Please reproduce only the part of the data that opens with the line containing "700, 398, 728]" and closes with the line containing "Output each element", substituting "chest" for "torso" and keeping everything else unchanged.

[Layout element data]
--------------------------------------------------

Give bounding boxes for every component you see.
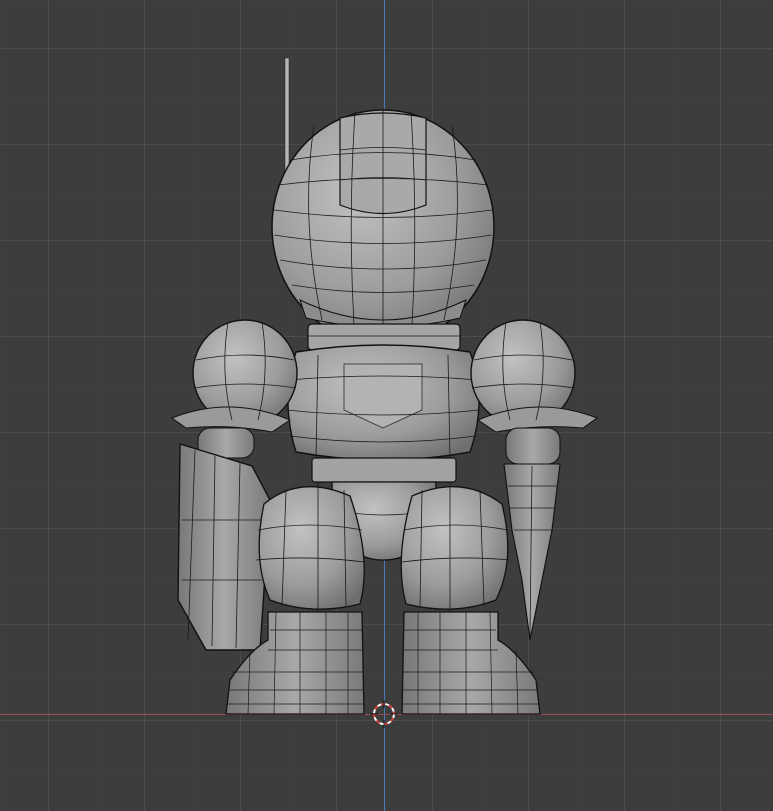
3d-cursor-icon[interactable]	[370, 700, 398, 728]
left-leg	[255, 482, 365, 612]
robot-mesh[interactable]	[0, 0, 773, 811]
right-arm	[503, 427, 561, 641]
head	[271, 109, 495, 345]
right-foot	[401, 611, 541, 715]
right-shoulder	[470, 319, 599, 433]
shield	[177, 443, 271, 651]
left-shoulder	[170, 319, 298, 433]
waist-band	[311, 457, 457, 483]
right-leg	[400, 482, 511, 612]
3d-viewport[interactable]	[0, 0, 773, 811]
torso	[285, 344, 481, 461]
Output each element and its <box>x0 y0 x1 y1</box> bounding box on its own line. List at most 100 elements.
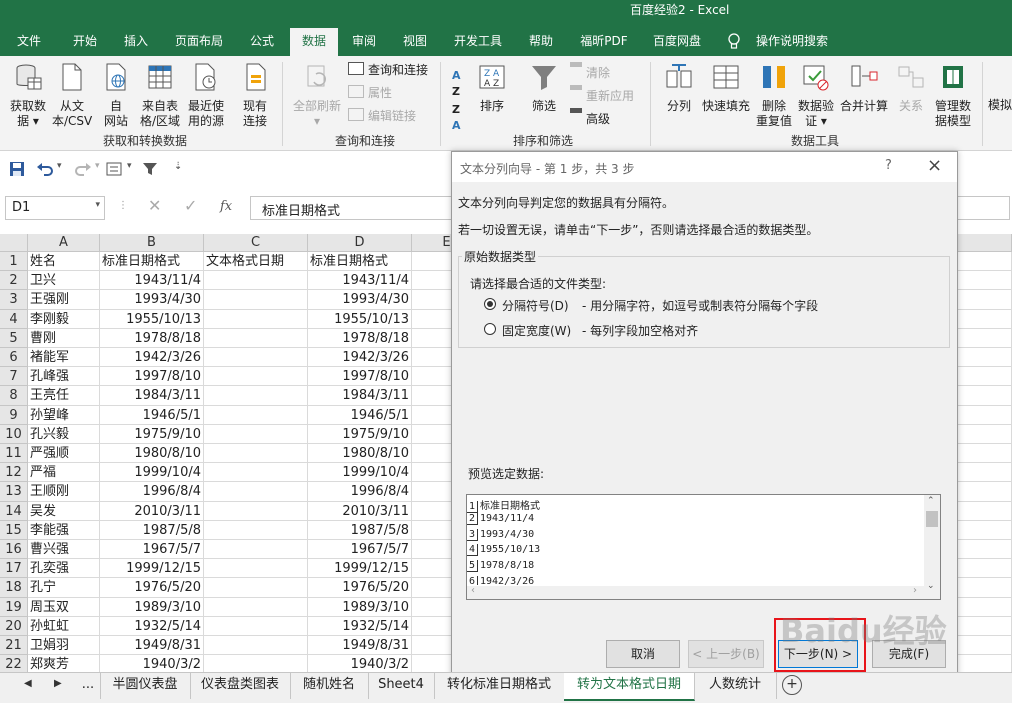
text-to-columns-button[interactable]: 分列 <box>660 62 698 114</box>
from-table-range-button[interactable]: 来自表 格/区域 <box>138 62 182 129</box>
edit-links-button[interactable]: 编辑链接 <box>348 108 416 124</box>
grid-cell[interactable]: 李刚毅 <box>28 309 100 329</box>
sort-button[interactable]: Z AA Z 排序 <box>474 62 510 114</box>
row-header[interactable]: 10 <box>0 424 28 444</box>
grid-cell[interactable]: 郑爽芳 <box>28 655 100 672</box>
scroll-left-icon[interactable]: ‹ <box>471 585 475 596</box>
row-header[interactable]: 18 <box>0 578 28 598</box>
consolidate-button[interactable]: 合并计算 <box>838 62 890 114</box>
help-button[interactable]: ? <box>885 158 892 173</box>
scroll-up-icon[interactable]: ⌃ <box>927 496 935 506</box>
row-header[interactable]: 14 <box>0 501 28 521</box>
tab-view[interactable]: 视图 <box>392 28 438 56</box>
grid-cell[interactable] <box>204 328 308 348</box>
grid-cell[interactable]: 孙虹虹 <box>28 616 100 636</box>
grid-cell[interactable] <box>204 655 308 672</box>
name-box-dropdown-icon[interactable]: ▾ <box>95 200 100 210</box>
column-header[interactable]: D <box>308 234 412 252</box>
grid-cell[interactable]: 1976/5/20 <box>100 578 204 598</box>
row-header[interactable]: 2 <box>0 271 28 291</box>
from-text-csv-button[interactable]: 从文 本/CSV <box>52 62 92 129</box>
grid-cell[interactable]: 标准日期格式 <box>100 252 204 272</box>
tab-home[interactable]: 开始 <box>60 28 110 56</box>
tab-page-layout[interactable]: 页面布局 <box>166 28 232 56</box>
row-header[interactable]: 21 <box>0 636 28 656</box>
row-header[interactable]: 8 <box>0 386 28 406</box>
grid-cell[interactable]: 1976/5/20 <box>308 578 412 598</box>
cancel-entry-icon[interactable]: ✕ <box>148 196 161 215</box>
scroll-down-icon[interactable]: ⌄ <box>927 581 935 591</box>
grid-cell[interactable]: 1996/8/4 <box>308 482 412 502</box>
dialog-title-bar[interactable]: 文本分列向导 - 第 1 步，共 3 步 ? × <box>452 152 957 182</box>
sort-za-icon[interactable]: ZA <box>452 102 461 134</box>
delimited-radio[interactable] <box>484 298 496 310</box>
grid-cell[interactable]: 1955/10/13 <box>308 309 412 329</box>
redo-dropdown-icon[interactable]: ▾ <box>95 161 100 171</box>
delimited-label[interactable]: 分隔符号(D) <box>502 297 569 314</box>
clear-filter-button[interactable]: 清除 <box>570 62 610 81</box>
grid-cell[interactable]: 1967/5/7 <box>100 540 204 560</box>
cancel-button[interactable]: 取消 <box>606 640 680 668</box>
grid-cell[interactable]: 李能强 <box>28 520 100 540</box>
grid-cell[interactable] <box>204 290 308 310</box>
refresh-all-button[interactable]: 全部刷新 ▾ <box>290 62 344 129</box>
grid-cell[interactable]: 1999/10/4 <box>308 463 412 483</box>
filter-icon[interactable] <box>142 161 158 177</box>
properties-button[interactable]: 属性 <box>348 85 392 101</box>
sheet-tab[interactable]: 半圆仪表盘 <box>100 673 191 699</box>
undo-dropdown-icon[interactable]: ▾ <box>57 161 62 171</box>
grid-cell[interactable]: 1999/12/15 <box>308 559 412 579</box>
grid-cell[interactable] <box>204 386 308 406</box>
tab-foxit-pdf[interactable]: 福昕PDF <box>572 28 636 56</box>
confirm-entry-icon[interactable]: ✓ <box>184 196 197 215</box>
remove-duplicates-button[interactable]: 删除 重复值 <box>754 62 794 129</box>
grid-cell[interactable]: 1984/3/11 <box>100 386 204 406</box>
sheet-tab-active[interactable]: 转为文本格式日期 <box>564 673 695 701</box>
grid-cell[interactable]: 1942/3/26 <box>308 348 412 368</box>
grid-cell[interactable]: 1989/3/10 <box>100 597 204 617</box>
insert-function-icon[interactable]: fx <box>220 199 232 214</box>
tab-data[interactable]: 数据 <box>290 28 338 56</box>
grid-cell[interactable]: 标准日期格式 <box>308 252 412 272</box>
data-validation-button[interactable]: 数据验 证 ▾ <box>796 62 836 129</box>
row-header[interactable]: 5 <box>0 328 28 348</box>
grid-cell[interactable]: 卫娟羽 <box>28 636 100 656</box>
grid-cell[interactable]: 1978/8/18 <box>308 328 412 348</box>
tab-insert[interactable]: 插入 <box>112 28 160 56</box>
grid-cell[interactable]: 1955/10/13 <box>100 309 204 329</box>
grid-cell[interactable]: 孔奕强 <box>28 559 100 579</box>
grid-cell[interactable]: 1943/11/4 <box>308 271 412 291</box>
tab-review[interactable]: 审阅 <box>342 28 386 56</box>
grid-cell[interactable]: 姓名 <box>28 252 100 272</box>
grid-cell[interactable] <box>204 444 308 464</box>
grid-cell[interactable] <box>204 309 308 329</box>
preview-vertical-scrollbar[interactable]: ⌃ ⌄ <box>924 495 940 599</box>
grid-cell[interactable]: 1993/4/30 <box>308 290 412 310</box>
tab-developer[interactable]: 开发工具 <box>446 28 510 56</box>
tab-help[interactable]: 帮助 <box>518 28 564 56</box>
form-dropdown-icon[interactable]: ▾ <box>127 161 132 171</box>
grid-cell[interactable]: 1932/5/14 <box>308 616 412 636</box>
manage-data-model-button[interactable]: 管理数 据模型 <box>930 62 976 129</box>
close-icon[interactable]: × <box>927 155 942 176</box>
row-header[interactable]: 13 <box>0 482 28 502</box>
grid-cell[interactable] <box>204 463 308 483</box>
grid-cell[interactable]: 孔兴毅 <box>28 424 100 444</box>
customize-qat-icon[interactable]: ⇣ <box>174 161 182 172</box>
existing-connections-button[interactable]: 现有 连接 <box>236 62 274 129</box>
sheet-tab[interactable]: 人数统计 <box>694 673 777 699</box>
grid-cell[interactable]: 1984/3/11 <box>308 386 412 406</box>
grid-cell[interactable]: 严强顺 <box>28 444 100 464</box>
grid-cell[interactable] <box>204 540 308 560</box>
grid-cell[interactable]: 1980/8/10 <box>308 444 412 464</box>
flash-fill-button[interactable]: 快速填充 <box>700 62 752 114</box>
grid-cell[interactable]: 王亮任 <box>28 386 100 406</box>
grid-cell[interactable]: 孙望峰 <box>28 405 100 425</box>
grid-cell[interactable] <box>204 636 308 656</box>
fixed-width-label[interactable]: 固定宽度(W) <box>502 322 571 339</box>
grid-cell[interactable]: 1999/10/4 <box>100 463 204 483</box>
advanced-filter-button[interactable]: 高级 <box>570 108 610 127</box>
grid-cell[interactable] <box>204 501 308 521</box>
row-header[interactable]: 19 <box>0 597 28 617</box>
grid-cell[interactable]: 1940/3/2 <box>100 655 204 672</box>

--------------------------------------------------

Task output =>
3d-cursor-icon[interactable]	[370, 700, 398, 728]
left-leg	[255, 482, 365, 612]
robot-mesh[interactable]	[0, 0, 773, 811]
right-arm	[503, 427, 561, 641]
head	[271, 109, 495, 345]
right-foot	[401, 611, 541, 715]
right-shoulder	[470, 319, 599, 433]
shield	[177, 443, 271, 651]
left-shoulder	[170, 319, 298, 433]
waist-band	[311, 457, 457, 483]
right-leg	[400, 482, 511, 612]
3d-viewport[interactable]	[0, 0, 773, 811]
chest	[285, 344, 481, 461]
Output each element and its <box>x0 y0 x1 y1</box> bounding box on its own line. List at most 100 elements.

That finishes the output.